## DIRECTIVE
Check every line below for the word "marker" and show those that hold it.

begin TASK DATA

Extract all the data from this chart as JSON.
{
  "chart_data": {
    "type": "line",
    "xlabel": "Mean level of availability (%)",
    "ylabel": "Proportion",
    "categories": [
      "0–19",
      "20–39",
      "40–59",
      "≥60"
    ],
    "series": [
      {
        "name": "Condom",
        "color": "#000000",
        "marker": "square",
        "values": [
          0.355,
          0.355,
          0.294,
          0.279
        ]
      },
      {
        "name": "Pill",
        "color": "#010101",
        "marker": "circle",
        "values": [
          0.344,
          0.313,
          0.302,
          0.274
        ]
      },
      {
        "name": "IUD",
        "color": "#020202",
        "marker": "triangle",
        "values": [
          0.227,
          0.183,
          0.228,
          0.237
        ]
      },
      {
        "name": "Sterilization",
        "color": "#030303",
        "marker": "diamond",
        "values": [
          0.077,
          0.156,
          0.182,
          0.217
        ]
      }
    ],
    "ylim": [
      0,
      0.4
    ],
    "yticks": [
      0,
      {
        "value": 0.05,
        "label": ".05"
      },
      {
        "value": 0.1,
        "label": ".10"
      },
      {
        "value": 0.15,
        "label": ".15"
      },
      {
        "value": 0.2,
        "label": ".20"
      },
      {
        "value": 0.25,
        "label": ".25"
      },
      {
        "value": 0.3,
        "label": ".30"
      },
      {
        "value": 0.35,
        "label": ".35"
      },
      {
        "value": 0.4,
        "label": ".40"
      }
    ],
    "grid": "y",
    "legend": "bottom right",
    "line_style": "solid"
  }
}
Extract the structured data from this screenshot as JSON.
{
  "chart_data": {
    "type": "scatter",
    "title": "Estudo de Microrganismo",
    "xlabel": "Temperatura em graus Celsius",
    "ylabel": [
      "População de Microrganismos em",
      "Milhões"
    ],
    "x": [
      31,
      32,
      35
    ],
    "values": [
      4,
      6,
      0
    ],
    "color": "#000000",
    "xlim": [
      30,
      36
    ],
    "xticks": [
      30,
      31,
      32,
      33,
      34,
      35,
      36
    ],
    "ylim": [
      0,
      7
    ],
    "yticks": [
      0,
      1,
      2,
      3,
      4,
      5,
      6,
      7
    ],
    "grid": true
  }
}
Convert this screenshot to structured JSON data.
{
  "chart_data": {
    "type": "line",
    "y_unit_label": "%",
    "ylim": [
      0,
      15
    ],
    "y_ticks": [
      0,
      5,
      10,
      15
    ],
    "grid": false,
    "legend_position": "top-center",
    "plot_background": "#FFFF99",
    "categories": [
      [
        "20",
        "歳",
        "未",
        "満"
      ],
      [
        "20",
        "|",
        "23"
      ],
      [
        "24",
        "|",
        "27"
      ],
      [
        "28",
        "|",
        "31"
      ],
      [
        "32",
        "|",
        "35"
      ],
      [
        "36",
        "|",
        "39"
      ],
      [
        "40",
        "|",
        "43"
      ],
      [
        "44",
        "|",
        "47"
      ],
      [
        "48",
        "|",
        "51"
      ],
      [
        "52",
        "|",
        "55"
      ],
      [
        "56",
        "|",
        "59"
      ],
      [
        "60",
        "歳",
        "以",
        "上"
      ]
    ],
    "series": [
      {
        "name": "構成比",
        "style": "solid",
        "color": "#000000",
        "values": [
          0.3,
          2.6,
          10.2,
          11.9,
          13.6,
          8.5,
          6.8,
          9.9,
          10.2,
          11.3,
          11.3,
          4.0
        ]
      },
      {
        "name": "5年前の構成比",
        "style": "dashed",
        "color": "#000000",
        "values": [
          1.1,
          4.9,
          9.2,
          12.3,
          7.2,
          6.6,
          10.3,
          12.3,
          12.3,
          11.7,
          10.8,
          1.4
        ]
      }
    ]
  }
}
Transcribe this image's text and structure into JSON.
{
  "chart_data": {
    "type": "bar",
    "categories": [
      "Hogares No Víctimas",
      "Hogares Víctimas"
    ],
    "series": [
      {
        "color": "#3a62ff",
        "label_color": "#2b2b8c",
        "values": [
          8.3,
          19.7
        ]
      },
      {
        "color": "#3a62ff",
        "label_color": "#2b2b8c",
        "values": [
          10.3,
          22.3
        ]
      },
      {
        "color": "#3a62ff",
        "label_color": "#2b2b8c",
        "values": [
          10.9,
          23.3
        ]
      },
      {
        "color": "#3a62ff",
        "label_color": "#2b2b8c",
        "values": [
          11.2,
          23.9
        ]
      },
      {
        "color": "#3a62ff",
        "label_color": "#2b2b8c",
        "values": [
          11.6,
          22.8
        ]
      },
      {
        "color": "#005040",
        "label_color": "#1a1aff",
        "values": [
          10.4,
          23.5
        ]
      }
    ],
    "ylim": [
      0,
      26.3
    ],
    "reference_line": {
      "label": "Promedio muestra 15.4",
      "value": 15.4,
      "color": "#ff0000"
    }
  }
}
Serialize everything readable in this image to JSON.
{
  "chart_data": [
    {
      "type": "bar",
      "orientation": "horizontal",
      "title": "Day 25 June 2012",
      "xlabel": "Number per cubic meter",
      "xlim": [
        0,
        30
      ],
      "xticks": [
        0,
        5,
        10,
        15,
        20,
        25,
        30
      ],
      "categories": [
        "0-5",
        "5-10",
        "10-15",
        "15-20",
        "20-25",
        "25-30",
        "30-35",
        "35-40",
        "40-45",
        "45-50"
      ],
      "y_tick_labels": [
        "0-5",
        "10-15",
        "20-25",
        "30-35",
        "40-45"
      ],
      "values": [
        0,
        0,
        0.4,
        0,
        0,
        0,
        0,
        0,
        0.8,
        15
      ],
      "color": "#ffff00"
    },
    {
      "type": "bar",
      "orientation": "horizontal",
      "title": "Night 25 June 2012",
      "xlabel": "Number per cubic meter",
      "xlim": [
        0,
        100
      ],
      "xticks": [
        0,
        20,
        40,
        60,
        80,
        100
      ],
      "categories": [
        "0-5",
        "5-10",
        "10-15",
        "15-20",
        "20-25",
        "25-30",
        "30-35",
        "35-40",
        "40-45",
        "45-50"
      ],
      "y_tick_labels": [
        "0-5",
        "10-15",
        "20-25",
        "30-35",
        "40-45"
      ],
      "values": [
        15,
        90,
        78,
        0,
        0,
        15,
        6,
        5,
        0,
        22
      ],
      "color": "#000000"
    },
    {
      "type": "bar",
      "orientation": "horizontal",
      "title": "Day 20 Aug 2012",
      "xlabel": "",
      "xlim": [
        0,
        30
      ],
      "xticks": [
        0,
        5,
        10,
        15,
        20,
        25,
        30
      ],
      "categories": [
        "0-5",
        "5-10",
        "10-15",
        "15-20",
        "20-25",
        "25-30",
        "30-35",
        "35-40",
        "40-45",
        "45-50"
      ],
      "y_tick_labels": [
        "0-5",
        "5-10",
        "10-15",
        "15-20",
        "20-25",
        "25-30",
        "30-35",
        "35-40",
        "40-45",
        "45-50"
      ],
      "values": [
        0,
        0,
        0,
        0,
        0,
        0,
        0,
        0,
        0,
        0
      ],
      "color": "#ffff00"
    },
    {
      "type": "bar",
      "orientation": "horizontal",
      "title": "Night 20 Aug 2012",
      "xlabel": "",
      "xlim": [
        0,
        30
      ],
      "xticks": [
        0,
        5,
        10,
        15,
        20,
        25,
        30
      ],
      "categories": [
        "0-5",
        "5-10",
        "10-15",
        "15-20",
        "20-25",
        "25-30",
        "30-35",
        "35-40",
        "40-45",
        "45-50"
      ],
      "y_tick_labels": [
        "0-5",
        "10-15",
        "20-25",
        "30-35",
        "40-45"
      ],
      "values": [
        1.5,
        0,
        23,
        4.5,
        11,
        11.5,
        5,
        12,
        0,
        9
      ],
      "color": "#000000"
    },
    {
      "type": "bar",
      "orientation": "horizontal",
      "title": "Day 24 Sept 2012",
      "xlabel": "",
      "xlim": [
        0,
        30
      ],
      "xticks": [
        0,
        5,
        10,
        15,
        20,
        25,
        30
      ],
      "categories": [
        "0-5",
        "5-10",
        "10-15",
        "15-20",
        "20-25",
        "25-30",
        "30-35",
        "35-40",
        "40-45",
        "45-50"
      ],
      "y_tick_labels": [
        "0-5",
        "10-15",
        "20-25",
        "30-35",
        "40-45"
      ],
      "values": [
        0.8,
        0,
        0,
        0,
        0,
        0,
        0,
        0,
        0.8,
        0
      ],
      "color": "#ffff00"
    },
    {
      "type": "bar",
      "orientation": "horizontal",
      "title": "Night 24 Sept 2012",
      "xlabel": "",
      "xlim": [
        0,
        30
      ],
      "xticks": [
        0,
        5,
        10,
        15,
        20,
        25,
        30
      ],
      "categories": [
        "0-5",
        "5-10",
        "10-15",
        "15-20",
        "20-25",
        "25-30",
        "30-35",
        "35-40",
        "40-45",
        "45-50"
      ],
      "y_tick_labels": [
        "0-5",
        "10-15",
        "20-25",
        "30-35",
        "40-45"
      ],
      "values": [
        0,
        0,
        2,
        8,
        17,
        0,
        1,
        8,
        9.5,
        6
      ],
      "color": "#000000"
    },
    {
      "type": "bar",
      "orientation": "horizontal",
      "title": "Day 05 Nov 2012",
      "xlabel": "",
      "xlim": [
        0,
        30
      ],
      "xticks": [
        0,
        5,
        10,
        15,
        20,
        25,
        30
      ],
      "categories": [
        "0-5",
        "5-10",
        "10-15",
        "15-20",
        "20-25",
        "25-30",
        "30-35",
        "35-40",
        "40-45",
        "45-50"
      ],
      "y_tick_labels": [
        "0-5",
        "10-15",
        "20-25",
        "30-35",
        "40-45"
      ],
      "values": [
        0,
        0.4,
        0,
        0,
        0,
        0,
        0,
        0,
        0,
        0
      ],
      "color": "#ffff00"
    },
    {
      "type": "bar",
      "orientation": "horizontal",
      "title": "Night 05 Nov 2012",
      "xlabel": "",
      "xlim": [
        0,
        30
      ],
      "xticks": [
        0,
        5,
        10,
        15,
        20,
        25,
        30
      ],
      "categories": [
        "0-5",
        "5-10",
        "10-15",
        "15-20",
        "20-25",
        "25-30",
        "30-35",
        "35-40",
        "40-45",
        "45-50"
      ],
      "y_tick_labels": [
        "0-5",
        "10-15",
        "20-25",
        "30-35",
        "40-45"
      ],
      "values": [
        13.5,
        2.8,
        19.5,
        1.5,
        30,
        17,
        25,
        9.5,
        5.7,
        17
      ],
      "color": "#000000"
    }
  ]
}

end TASK DATA

## CORRECT ANSWER
        "marker": "square",
        "marker": "circle",
        "marker": "triangle",
        "marker": "diamond",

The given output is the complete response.